§ Task to complete: Go through the data below. Pull out every line that has the word "trên".

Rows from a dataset
— BEGIN —

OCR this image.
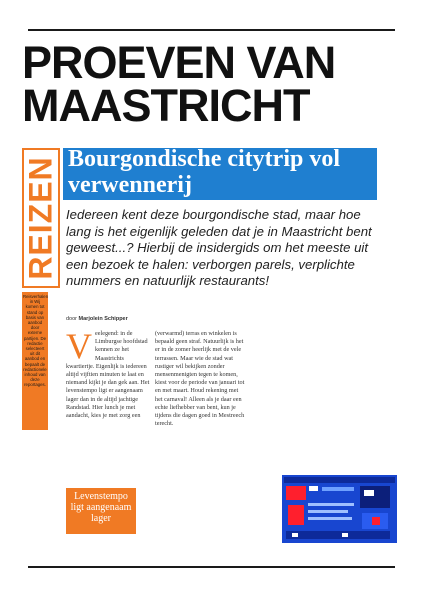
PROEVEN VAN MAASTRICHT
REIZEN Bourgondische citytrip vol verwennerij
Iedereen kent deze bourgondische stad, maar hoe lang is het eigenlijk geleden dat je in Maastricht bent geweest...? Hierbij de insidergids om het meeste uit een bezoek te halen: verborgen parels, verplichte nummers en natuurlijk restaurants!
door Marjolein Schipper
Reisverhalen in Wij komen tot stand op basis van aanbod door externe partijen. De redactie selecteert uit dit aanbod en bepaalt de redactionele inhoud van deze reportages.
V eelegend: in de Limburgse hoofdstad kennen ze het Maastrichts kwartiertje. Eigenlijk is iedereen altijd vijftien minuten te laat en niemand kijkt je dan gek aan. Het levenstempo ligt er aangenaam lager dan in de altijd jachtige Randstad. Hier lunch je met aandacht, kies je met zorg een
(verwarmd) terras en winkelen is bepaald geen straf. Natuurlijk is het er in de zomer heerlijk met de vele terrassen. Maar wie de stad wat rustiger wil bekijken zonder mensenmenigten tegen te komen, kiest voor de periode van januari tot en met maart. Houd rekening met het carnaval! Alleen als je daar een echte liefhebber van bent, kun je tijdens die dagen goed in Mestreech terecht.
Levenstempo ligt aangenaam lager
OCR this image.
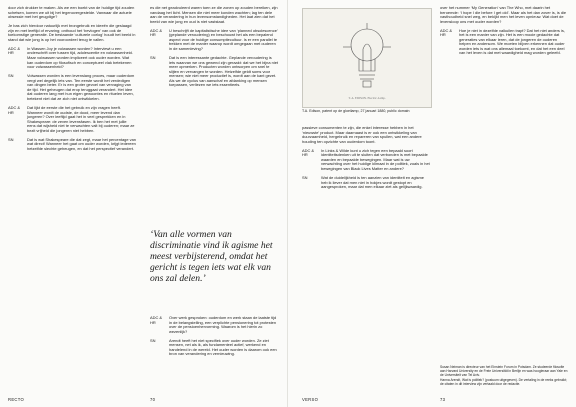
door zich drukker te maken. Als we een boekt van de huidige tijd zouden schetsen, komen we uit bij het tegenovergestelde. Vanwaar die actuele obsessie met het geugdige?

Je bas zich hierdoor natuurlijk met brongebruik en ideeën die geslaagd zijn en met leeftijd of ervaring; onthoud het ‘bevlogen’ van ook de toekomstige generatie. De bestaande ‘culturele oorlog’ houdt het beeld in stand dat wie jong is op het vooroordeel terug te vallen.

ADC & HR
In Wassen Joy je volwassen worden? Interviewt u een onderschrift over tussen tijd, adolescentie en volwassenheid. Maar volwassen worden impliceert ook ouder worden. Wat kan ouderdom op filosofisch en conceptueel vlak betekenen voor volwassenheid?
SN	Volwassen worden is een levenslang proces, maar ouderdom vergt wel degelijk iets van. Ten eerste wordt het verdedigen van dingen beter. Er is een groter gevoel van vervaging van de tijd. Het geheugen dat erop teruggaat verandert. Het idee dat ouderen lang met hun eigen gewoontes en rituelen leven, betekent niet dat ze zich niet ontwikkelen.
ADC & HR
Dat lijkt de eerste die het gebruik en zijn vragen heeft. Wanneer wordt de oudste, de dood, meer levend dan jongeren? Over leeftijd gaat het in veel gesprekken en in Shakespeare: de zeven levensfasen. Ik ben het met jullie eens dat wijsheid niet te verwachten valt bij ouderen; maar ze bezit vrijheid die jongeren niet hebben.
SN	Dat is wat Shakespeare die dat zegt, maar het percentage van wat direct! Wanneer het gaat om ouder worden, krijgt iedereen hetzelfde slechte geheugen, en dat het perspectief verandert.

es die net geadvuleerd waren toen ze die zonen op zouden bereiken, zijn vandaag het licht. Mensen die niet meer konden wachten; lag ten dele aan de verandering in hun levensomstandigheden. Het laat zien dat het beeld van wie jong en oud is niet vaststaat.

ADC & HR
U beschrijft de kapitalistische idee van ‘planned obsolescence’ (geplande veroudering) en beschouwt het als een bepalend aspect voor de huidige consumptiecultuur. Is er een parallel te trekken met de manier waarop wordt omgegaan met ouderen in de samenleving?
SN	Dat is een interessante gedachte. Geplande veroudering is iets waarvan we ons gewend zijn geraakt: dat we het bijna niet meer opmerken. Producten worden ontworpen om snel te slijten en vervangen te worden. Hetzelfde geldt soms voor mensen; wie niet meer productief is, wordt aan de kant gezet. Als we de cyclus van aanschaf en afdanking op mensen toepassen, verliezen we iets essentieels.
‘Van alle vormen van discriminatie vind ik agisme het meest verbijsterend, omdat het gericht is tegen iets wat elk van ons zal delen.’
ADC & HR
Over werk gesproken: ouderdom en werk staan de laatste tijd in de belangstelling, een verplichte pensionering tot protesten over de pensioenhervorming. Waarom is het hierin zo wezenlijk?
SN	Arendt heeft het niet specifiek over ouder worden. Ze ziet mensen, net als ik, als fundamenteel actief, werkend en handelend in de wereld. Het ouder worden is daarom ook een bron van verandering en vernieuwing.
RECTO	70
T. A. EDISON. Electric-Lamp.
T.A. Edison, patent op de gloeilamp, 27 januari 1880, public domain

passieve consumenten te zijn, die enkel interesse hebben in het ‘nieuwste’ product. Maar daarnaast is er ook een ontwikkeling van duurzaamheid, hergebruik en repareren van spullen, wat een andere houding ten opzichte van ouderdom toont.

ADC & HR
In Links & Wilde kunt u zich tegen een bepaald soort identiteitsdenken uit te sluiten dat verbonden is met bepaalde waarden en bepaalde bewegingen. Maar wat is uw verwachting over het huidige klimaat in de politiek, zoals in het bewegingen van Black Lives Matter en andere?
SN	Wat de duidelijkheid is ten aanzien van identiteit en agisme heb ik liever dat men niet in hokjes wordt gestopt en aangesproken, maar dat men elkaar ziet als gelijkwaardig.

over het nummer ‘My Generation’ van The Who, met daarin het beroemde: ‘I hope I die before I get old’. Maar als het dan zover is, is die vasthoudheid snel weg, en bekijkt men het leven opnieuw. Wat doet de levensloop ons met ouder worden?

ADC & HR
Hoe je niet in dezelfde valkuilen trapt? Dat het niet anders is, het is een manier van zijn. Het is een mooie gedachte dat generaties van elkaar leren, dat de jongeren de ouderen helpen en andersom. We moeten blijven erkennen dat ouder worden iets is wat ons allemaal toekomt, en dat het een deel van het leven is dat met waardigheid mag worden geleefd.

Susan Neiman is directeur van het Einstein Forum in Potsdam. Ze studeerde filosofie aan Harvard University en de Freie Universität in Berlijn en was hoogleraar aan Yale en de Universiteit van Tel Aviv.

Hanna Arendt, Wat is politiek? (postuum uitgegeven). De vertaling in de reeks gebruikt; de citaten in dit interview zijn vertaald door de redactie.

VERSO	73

— END —
— BEGIN —

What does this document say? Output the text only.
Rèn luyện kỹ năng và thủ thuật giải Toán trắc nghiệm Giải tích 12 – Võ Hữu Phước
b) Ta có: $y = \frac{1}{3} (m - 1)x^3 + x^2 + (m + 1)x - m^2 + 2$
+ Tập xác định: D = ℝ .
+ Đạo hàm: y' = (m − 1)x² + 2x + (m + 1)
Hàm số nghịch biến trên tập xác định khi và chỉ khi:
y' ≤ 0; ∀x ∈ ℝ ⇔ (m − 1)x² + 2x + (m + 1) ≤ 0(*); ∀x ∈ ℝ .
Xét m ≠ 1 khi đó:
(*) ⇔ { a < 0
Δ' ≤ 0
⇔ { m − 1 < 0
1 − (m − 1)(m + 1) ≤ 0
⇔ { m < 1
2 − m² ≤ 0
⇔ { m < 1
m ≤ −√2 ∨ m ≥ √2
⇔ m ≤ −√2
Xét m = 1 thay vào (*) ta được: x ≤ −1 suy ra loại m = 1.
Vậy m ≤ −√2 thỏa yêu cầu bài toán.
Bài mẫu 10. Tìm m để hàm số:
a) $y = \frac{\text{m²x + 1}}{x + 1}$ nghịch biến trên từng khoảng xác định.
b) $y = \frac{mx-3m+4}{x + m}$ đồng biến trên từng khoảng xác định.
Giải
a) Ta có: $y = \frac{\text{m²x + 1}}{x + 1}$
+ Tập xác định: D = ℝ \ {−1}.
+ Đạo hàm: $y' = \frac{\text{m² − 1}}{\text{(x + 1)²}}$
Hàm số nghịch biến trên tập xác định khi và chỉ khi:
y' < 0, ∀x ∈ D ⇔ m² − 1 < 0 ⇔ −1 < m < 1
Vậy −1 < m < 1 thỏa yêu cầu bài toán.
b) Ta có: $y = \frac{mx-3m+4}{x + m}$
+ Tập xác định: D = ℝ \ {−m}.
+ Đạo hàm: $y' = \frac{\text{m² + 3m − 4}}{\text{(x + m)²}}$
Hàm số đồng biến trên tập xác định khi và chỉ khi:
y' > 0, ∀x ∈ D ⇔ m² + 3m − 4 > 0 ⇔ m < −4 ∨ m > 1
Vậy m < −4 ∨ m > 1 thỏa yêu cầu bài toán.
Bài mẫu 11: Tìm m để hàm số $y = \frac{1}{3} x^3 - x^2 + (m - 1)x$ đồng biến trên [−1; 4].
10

— END —

§ Written solution:
Hàm số nghịch biến trên tập xác định khi và chỉ khi:
a) $y = \frac{\text{m²x + 1}}{x + 1}$ nghịch biến trên từng khoảng xác định.
b) $y = \frac{mx-3m+4}{x + m}$ đồng biến trên từng khoảng xác định.
Hàm số nghịch biến trên tập xác định khi và chỉ khi:
Hàm số đồng biến trên tập xác định khi và chỉ khi:
Bài mẫu 11: Tìm m để hàm số $y = \frac{1}{3} x^3 - x^2 + (m - 1)x$ đồng biến trên [−1; 4].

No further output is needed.